— start Data records —

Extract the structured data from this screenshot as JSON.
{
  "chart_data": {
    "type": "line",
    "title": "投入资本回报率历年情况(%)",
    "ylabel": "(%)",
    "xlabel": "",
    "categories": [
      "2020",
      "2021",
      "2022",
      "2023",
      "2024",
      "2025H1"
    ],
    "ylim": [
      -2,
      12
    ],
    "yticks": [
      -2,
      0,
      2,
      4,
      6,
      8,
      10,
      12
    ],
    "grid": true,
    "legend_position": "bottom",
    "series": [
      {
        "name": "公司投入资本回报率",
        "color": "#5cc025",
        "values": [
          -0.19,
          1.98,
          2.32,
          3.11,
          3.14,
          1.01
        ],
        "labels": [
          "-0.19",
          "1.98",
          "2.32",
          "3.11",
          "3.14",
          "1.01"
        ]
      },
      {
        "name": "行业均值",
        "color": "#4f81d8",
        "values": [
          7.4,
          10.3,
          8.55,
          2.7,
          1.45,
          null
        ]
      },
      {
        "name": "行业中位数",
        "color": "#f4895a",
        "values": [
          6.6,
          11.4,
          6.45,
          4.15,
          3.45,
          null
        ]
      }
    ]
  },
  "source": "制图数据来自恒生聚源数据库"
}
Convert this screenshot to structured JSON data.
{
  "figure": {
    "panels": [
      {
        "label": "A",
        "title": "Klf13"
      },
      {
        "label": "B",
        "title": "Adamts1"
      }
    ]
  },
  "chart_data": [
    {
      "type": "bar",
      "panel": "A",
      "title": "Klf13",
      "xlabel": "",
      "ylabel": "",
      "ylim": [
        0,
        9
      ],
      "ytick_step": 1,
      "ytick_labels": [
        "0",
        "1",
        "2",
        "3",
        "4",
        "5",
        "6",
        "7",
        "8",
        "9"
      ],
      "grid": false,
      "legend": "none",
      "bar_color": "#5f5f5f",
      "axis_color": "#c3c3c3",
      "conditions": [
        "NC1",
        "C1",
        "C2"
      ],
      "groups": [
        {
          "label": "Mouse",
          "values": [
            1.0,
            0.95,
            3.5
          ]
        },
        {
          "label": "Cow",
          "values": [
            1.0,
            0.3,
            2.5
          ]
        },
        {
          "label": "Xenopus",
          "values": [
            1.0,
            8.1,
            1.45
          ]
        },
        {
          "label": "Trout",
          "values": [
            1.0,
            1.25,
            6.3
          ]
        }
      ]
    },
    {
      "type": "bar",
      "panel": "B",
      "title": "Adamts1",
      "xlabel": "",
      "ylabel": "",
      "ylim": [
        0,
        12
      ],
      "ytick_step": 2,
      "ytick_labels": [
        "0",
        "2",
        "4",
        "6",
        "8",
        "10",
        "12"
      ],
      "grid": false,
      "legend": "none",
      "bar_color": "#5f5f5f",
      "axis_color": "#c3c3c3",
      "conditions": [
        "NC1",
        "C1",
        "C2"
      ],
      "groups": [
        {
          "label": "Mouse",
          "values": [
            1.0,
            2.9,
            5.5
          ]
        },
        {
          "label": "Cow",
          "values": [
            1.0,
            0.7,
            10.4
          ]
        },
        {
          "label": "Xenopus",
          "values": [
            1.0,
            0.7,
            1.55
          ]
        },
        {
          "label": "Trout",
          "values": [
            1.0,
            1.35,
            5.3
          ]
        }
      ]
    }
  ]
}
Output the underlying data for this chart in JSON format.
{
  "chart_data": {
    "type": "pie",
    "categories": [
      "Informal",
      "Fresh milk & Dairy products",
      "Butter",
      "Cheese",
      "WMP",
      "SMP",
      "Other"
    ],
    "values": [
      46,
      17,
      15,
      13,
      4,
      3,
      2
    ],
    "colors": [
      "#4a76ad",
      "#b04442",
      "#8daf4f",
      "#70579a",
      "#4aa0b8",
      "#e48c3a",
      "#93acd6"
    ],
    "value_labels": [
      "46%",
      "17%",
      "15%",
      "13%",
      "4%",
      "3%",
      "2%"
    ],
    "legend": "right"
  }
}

— end Data records —

What you have to do: Repeat the material above in full, keeping every word.

Answer for the task:
Extract the structured data from this screenshot as JSON.
{
  "chart_data": {
    "type": "line",
    "title": "投入资本回报率历年情况(%)",
    "ylabel": "(%)",
    "xlabel": "",
    "categories": [
      "2020",
      "2021",
      "2022",
      "2023",
      "2024",
      "2025H1"
    ],
    "ylim": [
      -2,
      12
    ],
    "yticks": [
      -2,
      0,
      2,
      4,
      6,
      8,
      10,
      12
    ],
    "grid": true,
    "legend_position": "bottom",
    "series": [
      {
        "name": "公司投入资本回报率",
        "color": "#5cc025",
        "values": [
          -0.19,
          1.98,
          2.32,
          3.11,
          3.14,
          1.01
        ],
        "labels": [
          "-0.19",
          "1.98",
          "2.32",
          "3.11",
          "3.14",
          "1.01"
        ]
      },
      {
        "name": "行业均值",
        "color": "#4f81d8",
        "values": [
          7.4,
          10.3,
          8.55,
          2.7,
          1.45,
          null
        ]
      },
      {
        "name": "行业中位数",
        "color": "#f4895a",
        "values": [
          6.6,
          11.4,
          6.45,
          4.15,
          3.45,
          null
        ]
      }
    ]
  },
  "source": "制图数据来自恒生聚源数据库"
}
Convert this screenshot to structured JSON data.
{
  "figure": {
    "panels": [
      {
        "label": "A",
        "title": "Klf13"
      },
      {
        "label": "B",
        "title": "Adamts1"
      }
    ]
  },
  "chart_data": [
    {
      "type": "bar",
      "panel": "A",
      "title": "Klf13",
      "xlabel": "",
      "ylabel": "",
      "ylim": [
        0,
        9
      ],
      "ytick_step": 1,
      "ytick_labels": [
        "0",
        "1",
        "2",
        "3",
        "4",
        "5",
        "6",
        "7",
        "8",
        "9"
      ],
      "grid": false,
      "legend": "none",
      "bar_color": "#5f5f5f",
      "axis_color": "#c3c3c3",
      "conditions": [
        "NC1",
        "C1",
        "C2"
      ],
      "groups": [
        {
          "label": "Mouse",
          "values": [
            1.0,
            0.95,
            3.5
          ]
        },
        {
          "label": "Cow",
          "values": [
            1.0,
            0.3,
            2.5
          ]
        },
        {
          "label": "Xenopus",
          "values": [
            1.0,
            8.1,
            1.45
          ]
        },
        {
          "label": "Trout",
          "values": [
            1.0,
            1.25,
            6.3
          ]
        }
      ]
    },
    {
      "type": "bar",
      "panel": "B",
      "title": "Adamts1",
      "xlabel": "",
      "ylabel": "",
      "ylim": [
        0,
        12
      ],
      "ytick_step": 2,
      "ytick_labels": [
        "0",
        "2",
        "4",
        "6",
        "8",
        "10",
        "12"
      ],
      "grid": false,
      "legend": "none",
      "bar_color": "#5f5f5f",
      "axis_color": "#c3c3c3",
      "conditions": [
        "NC1",
        "C1",
        "C2"
      ],
      "groups": [
        {
          "label": "Mouse",
          "values": [
            1.0,
            2.9,
            5.5
          ]
        },
        {
          "label": "Cow",
          "values": [
            1.0,
            0.7,
            10.4
          ]
        },
        {
          "label": "Xenopus",
          "values": [
            1.0,
            0.7,
            1.55
          ]
        },
        {
          "label": "Trout",
          "values": [
            1.0,
            1.35,
            5.3
          ]
        }
      ]
    }
  ]
}
Output the underlying data for this chart in JSON format.
{
  "chart_data": {
    "type": "pie",
    "categories": [
      "Informal",
      "Fresh milk & Dairy products",
      "Butter",
      "Cheese",
      "WMP",
      "SMP",
      "Other"
    ],
    "values": [
      46,
      17,
      15,
      13,
      4,
      3,
      2
    ],
    "colors": [
      "#4a76ad",
      "#b04442",
      "#8daf4f",
      "#70579a",
      "#4aa0b8",
      "#e48c3a",
      "#93acd6"
    ],
    "value_labels": [
      "46%",
      "17%",
      "15%",
      "13%",
      "4%",
      "3%",
      "2%"
    ],
    "legend": "right"
  }
}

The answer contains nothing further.